SELECTED PASSAGE:
[Start of section]

The number of Covid-19 cases in the Middle East and North Africa (Mena) region reached 19,140,378 on 8 March, according to Worldometers data collated by MEED.
Countries in the GCC account for 19 per cent (3,527,519) of all regional cases, while Iran’s 7,096,318 infections make up 37 per cent of the regional tally.
Since 1 March, 118,031 new cases have been reported in the 17 Mena countries tracked by MEED. The number is 51 per cent lower than the 241,518 new cases added in the week to 1 March.
The biggest change in total case numbers was reported in Bahrain, with growth of 2.7 per cent from last week’s 514,883 to 528,834 on 8 March.
In Egypt, a 1.68 per cent change was reported, with total case numbers reaching 491,892 on 8 March from 483,771 on 1 March.
Lebanon recorded 1 per cent growth with total cases at 1,079,375 as of 8 March. Syria and Oman recorded overall case growth of 0.93 per cent (55,085 cases) and 0.86 per cent (385,513 cases), respectively.

[End of section]

RECORDS:
[Start of section]

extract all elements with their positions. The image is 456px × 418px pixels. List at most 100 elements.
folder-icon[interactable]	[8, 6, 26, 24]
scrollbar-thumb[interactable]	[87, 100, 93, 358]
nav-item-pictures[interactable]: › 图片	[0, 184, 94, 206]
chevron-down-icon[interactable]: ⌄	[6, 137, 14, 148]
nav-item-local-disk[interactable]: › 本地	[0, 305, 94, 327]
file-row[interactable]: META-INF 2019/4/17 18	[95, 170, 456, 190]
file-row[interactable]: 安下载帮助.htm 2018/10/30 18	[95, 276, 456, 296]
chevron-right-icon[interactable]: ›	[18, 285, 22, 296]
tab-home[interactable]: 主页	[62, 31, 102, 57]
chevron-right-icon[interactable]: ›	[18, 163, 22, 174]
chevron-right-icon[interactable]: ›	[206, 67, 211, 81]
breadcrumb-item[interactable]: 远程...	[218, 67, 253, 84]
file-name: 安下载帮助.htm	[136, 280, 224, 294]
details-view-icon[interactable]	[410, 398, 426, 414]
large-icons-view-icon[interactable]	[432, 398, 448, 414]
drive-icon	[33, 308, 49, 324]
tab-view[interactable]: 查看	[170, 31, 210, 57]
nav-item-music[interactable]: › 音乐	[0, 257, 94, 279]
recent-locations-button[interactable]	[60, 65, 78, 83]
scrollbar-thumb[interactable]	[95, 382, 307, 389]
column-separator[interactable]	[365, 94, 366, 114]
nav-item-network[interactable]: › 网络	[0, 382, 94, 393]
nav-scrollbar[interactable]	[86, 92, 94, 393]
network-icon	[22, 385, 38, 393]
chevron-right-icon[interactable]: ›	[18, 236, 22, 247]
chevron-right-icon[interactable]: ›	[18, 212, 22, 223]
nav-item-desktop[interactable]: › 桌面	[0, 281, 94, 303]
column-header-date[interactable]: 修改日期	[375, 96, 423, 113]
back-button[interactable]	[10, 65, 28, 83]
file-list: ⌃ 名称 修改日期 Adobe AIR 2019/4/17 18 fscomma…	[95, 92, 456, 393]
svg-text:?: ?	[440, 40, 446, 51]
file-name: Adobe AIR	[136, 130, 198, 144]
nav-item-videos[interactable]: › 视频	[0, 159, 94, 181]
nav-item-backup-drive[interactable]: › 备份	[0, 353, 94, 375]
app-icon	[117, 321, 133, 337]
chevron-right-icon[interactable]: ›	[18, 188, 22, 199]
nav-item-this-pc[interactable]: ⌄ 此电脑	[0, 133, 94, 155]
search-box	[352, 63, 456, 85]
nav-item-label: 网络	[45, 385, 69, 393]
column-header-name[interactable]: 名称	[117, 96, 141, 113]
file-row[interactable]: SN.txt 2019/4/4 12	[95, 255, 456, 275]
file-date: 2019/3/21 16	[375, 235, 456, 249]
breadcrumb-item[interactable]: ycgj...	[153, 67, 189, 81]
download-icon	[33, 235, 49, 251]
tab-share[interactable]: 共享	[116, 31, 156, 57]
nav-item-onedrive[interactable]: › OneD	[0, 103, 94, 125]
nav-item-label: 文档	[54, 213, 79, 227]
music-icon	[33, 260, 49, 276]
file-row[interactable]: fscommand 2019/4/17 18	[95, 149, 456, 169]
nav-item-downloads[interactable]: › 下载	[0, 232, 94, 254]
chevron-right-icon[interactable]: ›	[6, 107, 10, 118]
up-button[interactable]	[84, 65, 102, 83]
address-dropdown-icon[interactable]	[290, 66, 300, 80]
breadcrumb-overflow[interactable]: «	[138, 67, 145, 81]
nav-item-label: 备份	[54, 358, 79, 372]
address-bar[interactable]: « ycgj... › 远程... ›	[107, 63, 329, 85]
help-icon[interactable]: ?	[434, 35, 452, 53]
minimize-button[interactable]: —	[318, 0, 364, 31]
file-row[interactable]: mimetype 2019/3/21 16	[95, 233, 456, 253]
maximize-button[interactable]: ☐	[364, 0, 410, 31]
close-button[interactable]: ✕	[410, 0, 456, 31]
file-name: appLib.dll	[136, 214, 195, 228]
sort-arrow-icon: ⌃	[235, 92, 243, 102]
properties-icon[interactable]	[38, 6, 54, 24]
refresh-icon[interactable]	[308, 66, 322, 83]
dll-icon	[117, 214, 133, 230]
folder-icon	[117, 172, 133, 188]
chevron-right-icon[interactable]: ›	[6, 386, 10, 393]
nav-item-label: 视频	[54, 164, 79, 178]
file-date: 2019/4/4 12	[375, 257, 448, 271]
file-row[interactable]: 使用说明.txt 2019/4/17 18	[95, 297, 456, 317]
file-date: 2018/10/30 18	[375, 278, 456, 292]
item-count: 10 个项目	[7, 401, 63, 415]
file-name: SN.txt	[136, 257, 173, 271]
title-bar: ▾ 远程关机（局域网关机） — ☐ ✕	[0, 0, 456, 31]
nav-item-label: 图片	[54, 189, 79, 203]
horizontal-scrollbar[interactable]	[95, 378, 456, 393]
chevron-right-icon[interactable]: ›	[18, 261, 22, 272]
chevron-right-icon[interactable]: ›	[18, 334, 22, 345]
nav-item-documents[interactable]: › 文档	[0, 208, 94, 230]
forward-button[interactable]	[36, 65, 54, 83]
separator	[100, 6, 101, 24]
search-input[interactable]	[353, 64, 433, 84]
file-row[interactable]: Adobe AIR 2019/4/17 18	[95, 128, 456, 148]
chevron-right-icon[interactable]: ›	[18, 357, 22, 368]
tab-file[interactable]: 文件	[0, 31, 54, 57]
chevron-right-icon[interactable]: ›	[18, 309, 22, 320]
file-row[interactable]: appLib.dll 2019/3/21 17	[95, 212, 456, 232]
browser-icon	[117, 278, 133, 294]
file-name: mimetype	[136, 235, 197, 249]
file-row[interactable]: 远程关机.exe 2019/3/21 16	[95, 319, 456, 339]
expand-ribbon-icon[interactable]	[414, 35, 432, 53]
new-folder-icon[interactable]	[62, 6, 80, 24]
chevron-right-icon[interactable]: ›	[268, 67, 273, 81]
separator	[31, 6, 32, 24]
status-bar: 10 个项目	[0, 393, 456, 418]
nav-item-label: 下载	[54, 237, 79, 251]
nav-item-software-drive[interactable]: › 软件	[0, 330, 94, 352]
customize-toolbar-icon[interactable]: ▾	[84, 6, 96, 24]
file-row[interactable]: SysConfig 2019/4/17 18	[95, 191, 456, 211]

[End of section]

WORK TO COMPLETE:
- a) In the Covid-19 case report, how many total cases did Bahrain have on 8 March?
- b) Please continue the Covid-19 case report from the point where it stops.
The material above is separate from the Covid-19 case report.

RESULTS FOR THE EXERCISE:
- a) 528,834

- b)
Saudi Arabia has lifted Covid-19 mandates and flight restrictions, citing progress made in the national vaccination programme and high immunity rates. PCR and rapid antigen tests are no longer required from passengers arriving in the kingdom, and quarantine on arrival requirements have also been lifted. Passengers on visit visas must have travel insurance to cover the cost of treatment should they catch Covid-19 during their stay.
Pilgrims are no longer required to book prayer slots for the two holy mosques, but those who want to perform Umrah or pray in the Rawdah must book appointments through the Eatmarna or Tawakkalna apps. The latter app is still required to enter offices, some public and private buildings, airports and public transport vehicles.
Recently updated rules for people entering the country by air also apply to arrivals via the country’s land borders. New rules remove the requirement for PCR tests for fully vaccinated travellers, with only a vaccine certificate necessary on arrival. The national committee to combat Covid-19 advised travellers arriving at land ports to undergo a PCR test within 24 hours of arriving in the UAE, specifically for individuals who plan to stay for over 72 hours.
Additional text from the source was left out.